# [EXERCISE]
Write out everything from the first row down to the row containing "year-label-2018: 2018 bbox=[365, 529, 402, 547]", including that row, with each line unchanged.

# [LISTED ENTRIES]
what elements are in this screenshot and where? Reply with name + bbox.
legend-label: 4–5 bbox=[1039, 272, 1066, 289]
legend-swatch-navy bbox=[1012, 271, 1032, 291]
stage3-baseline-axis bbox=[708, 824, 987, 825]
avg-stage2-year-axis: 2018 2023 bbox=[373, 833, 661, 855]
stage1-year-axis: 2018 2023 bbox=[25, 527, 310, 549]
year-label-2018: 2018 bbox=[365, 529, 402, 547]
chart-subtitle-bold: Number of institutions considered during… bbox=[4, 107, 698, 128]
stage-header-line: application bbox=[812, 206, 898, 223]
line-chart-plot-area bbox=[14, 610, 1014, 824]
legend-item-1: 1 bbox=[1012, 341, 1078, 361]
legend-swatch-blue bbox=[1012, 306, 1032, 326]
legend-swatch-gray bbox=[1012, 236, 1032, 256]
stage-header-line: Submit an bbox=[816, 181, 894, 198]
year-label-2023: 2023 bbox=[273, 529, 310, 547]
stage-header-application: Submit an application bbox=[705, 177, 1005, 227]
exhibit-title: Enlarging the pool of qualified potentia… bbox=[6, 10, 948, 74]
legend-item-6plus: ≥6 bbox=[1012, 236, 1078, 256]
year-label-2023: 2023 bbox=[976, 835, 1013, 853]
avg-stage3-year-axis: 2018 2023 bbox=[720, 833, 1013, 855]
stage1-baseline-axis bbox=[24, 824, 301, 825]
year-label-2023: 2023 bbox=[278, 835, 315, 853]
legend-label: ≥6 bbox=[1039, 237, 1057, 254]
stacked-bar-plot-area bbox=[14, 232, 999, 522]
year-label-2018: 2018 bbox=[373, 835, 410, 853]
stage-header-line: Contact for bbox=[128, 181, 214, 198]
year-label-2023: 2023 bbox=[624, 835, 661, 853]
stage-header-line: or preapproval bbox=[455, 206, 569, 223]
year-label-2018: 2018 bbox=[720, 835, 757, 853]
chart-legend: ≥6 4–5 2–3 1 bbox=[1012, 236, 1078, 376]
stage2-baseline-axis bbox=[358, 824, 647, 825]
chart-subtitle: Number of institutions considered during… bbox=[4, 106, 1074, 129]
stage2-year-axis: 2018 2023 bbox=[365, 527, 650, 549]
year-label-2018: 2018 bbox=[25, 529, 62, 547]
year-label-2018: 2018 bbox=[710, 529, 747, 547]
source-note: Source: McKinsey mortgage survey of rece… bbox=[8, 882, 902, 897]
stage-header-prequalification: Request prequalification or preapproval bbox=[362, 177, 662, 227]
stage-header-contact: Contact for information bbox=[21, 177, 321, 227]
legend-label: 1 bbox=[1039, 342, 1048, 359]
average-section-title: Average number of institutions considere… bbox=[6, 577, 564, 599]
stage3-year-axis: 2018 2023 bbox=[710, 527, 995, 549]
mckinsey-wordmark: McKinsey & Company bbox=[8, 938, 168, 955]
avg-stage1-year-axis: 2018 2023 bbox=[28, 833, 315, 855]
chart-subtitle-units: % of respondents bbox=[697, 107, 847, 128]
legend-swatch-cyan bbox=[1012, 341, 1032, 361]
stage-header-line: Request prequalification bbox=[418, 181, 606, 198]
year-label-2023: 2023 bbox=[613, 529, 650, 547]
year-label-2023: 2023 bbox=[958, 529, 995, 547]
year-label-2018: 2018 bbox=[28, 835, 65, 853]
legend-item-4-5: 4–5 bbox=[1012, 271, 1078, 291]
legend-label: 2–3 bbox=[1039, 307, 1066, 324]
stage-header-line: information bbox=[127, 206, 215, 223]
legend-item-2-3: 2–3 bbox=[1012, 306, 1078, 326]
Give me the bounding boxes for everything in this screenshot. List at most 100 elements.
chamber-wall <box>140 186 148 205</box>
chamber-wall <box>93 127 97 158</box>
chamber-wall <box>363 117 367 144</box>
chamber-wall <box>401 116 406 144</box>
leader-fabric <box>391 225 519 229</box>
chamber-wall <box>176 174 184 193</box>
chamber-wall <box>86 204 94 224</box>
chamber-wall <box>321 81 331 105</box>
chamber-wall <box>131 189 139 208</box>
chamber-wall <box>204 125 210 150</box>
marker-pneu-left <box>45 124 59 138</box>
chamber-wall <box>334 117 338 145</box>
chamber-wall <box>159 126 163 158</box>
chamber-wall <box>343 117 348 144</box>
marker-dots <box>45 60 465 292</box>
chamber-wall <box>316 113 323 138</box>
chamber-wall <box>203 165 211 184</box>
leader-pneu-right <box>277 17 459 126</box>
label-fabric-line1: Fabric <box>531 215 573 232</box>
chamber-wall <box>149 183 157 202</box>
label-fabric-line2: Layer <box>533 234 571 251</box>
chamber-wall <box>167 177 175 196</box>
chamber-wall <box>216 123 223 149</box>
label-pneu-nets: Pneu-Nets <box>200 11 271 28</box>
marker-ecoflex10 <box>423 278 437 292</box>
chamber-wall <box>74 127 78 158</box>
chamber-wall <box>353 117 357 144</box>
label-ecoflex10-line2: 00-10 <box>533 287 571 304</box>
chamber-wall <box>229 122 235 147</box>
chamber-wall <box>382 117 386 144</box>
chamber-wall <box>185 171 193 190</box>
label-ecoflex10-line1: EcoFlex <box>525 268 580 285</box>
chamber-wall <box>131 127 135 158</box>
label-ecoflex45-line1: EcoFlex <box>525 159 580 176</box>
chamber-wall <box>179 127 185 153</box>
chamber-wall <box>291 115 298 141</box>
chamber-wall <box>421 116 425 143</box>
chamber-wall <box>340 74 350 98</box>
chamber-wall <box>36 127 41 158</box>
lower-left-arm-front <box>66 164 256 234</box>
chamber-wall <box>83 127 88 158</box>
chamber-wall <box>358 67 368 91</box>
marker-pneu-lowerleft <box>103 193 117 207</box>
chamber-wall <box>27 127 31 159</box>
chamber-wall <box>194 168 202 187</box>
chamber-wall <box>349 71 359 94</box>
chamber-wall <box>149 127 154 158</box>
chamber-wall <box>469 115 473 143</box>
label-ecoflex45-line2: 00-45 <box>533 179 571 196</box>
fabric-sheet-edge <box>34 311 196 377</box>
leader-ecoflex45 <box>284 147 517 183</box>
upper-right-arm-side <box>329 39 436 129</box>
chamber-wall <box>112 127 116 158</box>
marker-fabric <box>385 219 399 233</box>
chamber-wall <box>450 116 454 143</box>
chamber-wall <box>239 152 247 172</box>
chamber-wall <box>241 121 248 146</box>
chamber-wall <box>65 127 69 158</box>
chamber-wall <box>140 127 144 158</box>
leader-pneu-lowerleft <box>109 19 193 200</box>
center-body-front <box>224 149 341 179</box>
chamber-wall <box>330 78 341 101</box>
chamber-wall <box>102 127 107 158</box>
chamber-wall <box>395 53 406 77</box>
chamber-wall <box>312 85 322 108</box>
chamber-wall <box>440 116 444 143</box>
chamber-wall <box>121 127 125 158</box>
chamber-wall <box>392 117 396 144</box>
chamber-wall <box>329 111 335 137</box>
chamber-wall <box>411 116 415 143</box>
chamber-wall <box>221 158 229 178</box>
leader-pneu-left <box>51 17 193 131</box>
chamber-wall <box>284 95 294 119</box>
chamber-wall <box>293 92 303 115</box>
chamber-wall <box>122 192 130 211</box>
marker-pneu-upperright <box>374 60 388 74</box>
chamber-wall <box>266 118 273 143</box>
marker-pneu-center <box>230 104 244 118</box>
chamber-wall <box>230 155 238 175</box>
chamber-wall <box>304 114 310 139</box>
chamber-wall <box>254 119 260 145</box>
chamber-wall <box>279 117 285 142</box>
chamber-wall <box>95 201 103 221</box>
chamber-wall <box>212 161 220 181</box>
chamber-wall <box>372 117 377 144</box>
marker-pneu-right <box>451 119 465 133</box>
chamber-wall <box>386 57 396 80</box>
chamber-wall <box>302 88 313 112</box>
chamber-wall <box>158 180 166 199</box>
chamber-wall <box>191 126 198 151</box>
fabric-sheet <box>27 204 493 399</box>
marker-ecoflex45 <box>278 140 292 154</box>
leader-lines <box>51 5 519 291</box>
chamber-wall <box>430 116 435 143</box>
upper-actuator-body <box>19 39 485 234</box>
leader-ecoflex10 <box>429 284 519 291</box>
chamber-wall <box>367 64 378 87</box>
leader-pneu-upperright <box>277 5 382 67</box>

# [THE RESPONSE]
what elements are in this screenshot and where? Reply with name + bbox.
legend-label: 4–5 bbox=[1039, 272, 1066, 289]
legend-swatch-navy bbox=[1012, 271, 1032, 291]
stage3-baseline-axis bbox=[708, 824, 987, 825]
avg-stage2-year-axis: 2018 2023 bbox=[373, 833, 661, 855]
stage1-year-axis: 2018 2023 bbox=[25, 527, 310, 549]
year-label-2018: 2018 bbox=[365, 529, 402, 547]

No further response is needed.